→ The problem
Copy out each line of the material that includes the word "Romanticismo".

+ + + + +

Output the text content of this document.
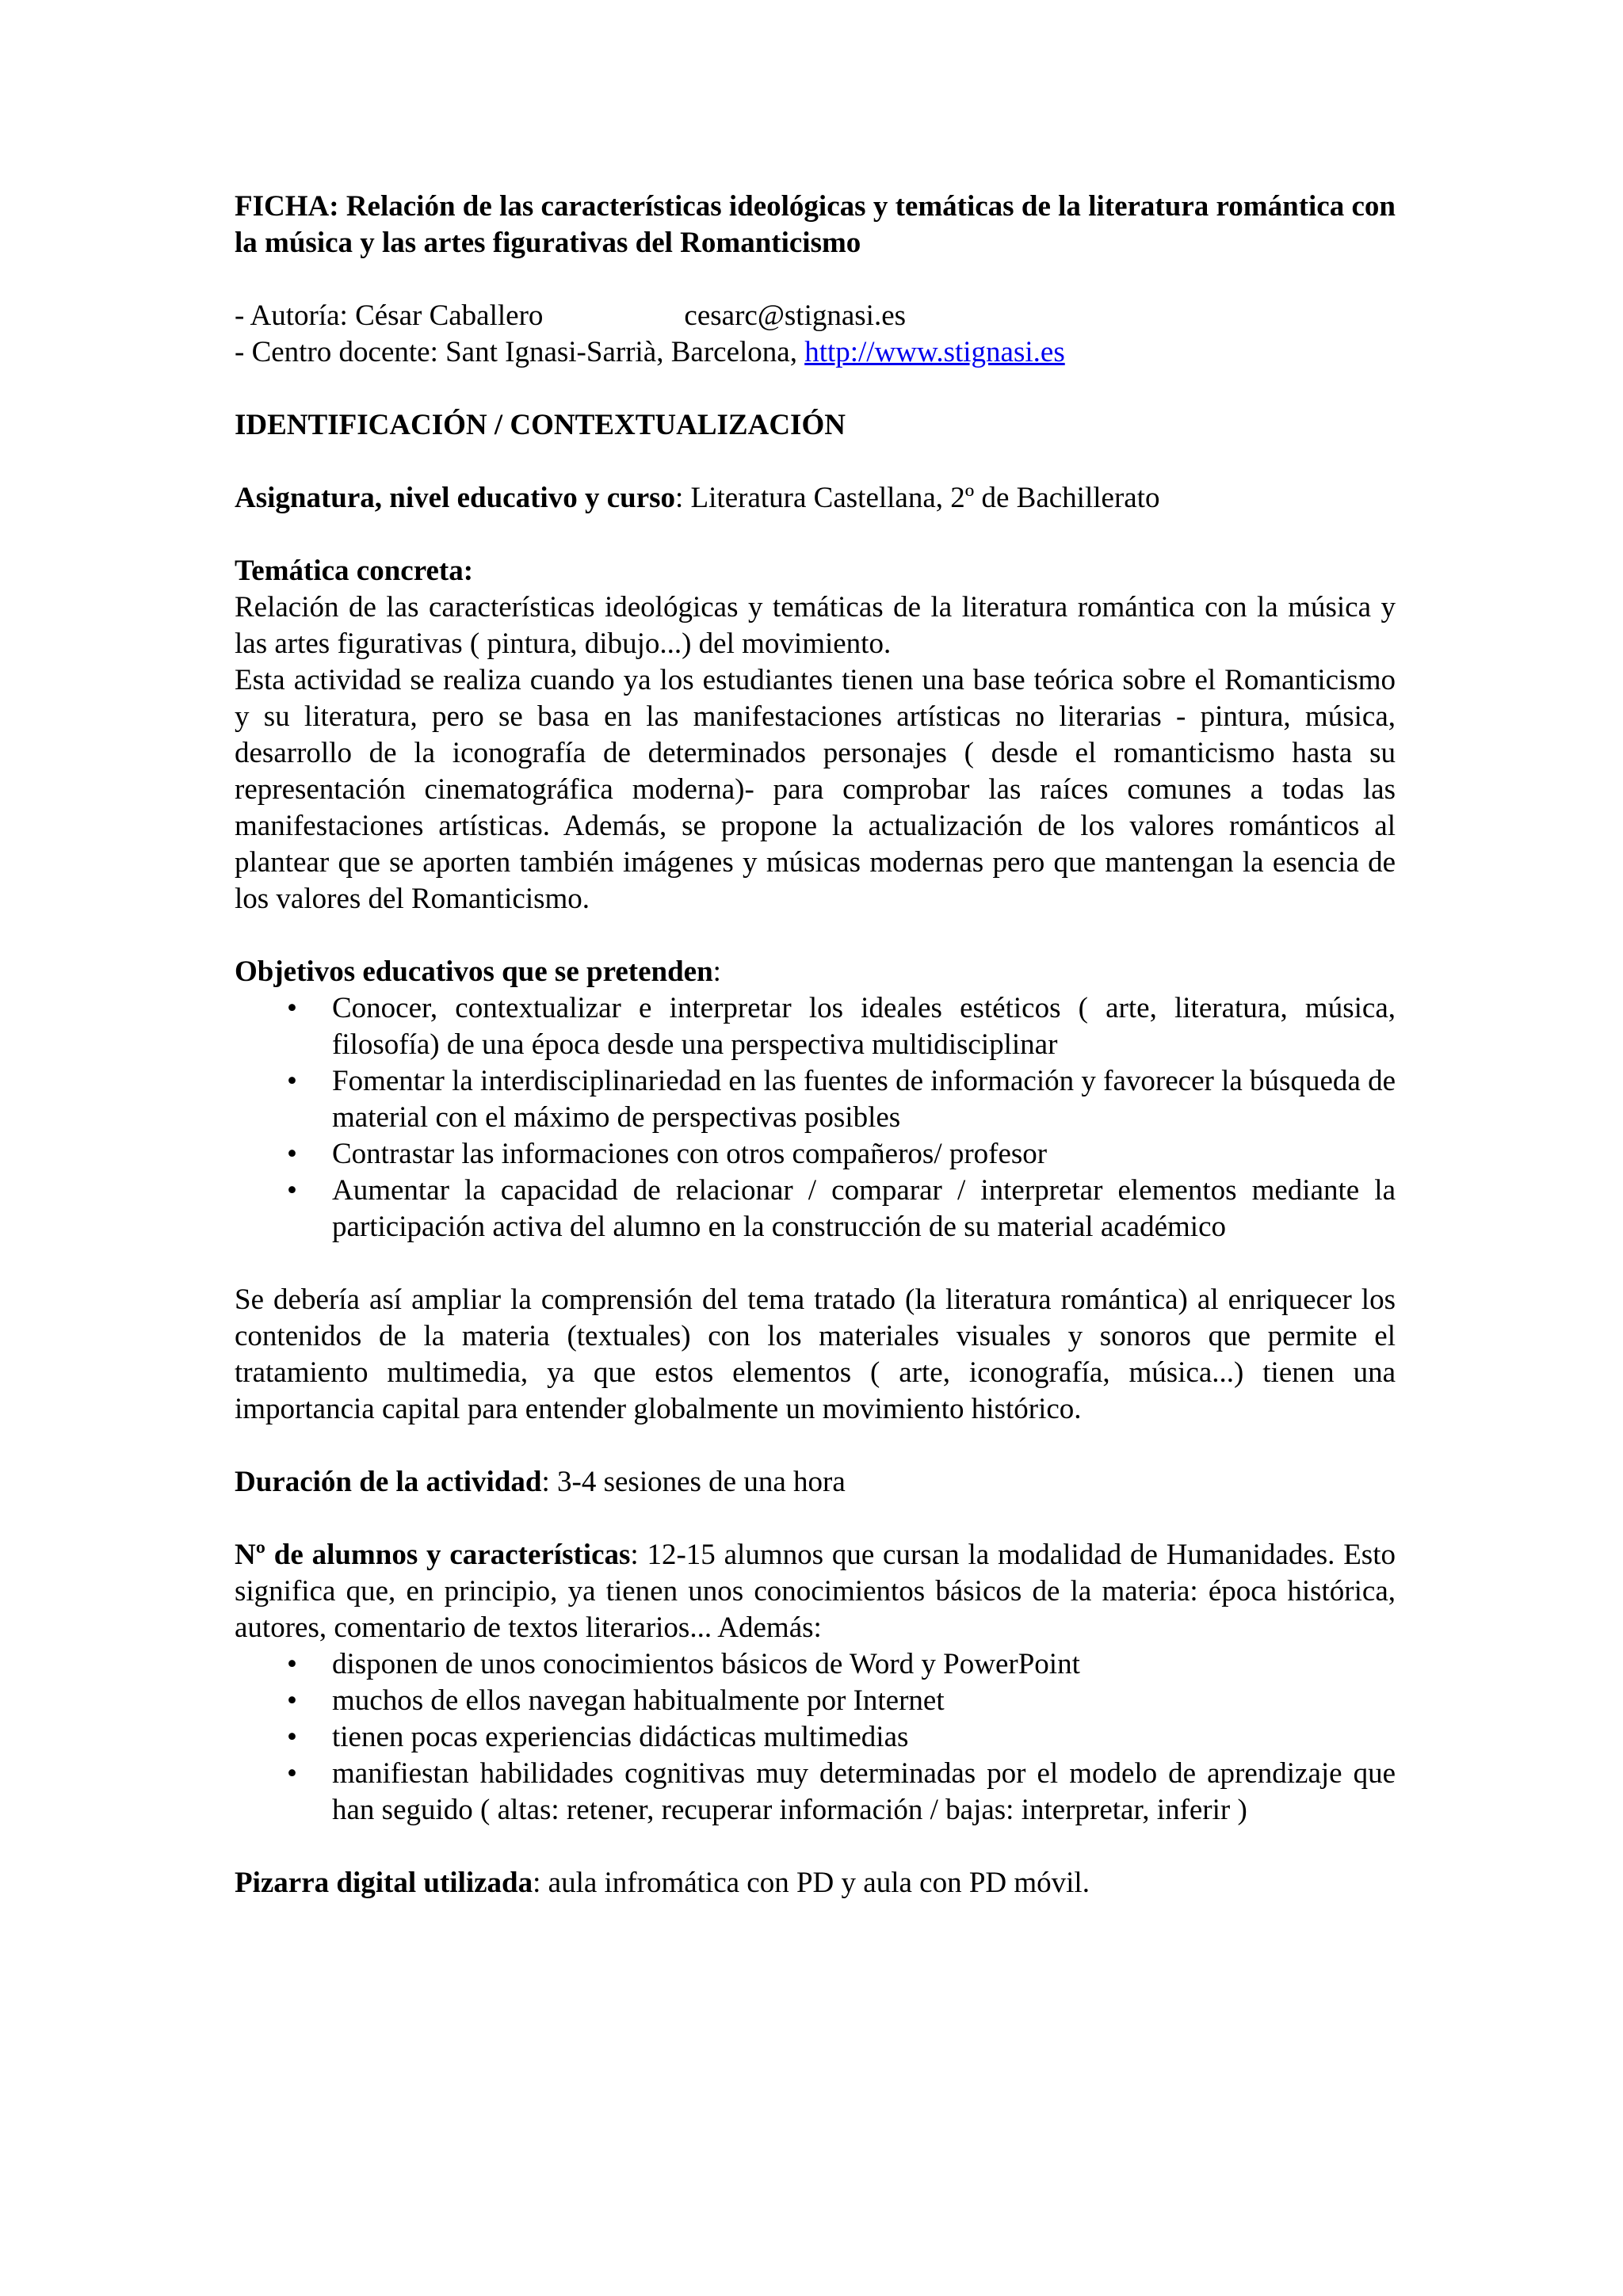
FICHA: Relación de las características ideológicas y temáticas de la literatura romántica con la música y las artes figurativas del Romanticismo

- Autoría: César Caballero	cesarc@stignasi.es
- Centro docente: Sant Ignasi-Sarrià, Barcelona, http://www.stignasi.es

IDENTIFICACIÓN / CONTEXTUALIZACIÓN

Asignatura, nivel educativo y curso: Literatura Castellana, 2º de Bachillerato

Temática concreta:

Relación de las características ideológicas y temáticas de la literatura romántica con la música y las artes figurativas ( pintura, dibujo...) del movimiento.

Esta actividad se realiza cuando ya los estudiantes tienen una base teórica sobre el Romanticismo y su literatura, pero se basa en las manifestaciones artísticas no literarias - pintura, música, desarrollo de la iconografía de determinados personajes ( desde el romanticismo hasta su representación cinematográfica moderna)- para comprobar las raíces comunes a todas las manifestaciones artísticas. Además, se propone la actualización de los valores románticos al plantear que se aporten también imágenes y músicas modernas pero que mantengan la esencia de los valores del Romanticismo.

Objetivos educativos que se pretenden:

•	Conocer, contextualizar e interpretar los ideales estéticos ( arte, literatura, música, filosofía) de una época desde una perspectiva multidisciplinar
•	Fomentar la interdisciplinariedad en las fuentes de información y favorecer la búsqueda de material con el máximo de perspectivas posibles
•	Contrastar las informaciones con otros compañeros/ profesor
•	Aumentar la capacidad de relacionar / comparar / interpretar elementos mediante la participación activa del alumno en la construcción de su material académico

Se debería así ampliar la comprensión del tema tratado (la literatura romántica) al enriquecer los contenidos de la materia (textuales) con los materiales visuales y sonoros que permite el tratamiento multimedia, ya que estos elementos ( arte, iconografía, música...) tienen una importancia capital para entender globalmente un movimiento histórico.

Duración de la actividad: 3-4 sesiones de una hora

Nº de alumnos y características: 12-15 alumnos que cursan la modalidad de Humanidades. Esto significa que, en principio, ya tienen unos conocimientos básicos de la materia: época histórica, autores, comentario de textos literarios... Además:

•	disponen de unos conocimientos básicos de Word y PowerPoint
•	muchos de ellos navegan habitualmente por Internet
•	tienen pocas experiencias didácticas multimedias
•	manifiestan habilidades cognitivas muy determinadas por el modelo de aprendizaje que han seguido ( altas: retener, recuperar información / bajas: interpretar, inferir )

Pizarra digital utilizada: aula infromática con PD y aula con PD móvil.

+ + + + +

→ Answer below
FICHA: Relación de las características ideológicas y temáticas de la literatura romántica con la música y las artes figurativas del Romanticismo
Esta actividad se realiza cuando ya los estudiantes tienen una base teórica sobre el Romanticismo y su literatura, pero se basa en las manifestaciones artísticas no literarias - pintura, música, desarrollo de la iconografía de determinados personajes ( desde el romanticismo hasta su representación cinematográfica moderna)- para comprobar las raíces comunes a todas las manifestaciones artísticas. Además, se propone la actualización de los valores románticos al plantear que se aporten también imágenes y músicas modernas pero que mantengan la esencia de los valores del Romanticismo.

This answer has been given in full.